PROBLEM DETAILS.
State the number of lines that hold the string "icon", with nothing added.

RECORDS SUPPLIED.
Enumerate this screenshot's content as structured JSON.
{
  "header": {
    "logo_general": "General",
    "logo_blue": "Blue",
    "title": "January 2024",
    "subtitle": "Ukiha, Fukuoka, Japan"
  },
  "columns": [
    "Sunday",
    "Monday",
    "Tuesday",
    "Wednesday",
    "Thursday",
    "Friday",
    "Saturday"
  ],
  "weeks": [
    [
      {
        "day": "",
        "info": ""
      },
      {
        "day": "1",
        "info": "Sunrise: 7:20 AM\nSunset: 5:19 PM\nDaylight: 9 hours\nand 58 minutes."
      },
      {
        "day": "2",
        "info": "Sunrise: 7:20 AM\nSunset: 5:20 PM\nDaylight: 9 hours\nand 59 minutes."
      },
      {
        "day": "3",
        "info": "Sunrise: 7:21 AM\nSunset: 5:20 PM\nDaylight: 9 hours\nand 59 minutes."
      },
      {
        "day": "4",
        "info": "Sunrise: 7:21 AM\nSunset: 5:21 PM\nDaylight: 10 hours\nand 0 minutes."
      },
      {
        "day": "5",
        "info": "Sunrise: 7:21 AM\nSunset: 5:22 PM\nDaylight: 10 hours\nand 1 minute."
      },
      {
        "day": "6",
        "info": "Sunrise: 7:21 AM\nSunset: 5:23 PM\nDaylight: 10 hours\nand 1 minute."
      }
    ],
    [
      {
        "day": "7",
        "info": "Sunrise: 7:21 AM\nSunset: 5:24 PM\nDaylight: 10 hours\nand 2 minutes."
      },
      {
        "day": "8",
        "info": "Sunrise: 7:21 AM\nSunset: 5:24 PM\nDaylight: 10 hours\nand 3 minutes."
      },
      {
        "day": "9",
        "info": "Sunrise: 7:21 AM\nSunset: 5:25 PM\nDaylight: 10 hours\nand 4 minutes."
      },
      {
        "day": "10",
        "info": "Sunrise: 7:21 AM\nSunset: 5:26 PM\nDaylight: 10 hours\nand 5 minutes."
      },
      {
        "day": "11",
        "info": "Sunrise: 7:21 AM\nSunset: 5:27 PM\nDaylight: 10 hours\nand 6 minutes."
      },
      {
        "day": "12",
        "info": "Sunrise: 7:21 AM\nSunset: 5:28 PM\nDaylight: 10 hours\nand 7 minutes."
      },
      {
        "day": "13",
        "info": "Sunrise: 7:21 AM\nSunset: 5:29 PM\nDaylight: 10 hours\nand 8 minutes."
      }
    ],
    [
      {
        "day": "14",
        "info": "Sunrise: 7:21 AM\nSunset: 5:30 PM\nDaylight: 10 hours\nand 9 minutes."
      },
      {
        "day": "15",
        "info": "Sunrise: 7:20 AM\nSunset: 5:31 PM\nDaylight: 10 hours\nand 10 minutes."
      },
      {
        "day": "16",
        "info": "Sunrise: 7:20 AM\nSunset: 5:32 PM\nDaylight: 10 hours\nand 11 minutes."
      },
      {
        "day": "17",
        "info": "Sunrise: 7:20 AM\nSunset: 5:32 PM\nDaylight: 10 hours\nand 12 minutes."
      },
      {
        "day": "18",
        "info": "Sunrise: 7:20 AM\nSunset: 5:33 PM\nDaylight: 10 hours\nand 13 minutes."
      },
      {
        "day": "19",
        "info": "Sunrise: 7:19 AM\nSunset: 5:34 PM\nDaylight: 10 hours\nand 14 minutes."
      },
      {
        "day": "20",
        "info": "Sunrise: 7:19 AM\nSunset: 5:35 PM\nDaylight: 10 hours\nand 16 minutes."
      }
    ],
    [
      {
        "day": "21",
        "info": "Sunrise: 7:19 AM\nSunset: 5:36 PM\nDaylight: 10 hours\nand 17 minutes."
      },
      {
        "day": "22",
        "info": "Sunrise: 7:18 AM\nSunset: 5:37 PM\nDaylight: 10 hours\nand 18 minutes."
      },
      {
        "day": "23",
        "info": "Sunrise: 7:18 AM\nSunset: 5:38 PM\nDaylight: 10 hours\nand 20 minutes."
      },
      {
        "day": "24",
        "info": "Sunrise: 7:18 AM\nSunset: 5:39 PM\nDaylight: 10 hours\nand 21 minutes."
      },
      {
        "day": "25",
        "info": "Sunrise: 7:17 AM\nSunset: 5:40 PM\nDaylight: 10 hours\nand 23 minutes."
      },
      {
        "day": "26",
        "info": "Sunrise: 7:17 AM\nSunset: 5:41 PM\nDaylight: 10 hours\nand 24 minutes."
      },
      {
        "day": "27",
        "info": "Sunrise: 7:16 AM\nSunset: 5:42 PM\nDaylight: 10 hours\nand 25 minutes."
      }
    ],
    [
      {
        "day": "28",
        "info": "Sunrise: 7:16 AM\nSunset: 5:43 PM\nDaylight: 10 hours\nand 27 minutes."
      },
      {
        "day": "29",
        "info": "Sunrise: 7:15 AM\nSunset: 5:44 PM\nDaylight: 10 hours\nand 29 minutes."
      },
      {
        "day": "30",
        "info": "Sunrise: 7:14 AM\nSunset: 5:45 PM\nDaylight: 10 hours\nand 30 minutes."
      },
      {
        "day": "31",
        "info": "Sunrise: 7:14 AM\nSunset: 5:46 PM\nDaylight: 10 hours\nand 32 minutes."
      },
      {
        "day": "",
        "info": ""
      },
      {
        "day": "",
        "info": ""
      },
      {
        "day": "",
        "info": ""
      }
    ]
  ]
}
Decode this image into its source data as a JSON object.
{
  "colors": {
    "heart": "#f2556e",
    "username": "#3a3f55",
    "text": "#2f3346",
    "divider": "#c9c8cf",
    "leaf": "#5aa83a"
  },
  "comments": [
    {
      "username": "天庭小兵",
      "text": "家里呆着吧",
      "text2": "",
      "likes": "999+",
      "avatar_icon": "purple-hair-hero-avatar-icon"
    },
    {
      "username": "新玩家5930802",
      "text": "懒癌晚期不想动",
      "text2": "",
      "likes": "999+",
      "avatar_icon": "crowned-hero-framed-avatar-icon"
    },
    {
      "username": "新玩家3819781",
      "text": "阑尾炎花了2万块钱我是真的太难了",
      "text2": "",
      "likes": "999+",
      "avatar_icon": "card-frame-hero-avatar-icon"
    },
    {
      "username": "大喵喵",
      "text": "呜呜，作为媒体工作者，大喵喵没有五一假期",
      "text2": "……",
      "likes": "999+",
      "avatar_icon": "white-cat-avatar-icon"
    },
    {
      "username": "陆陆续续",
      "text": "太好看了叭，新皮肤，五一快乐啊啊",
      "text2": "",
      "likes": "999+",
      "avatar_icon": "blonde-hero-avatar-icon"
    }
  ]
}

RESPONSE TO THE EXERCISE.
5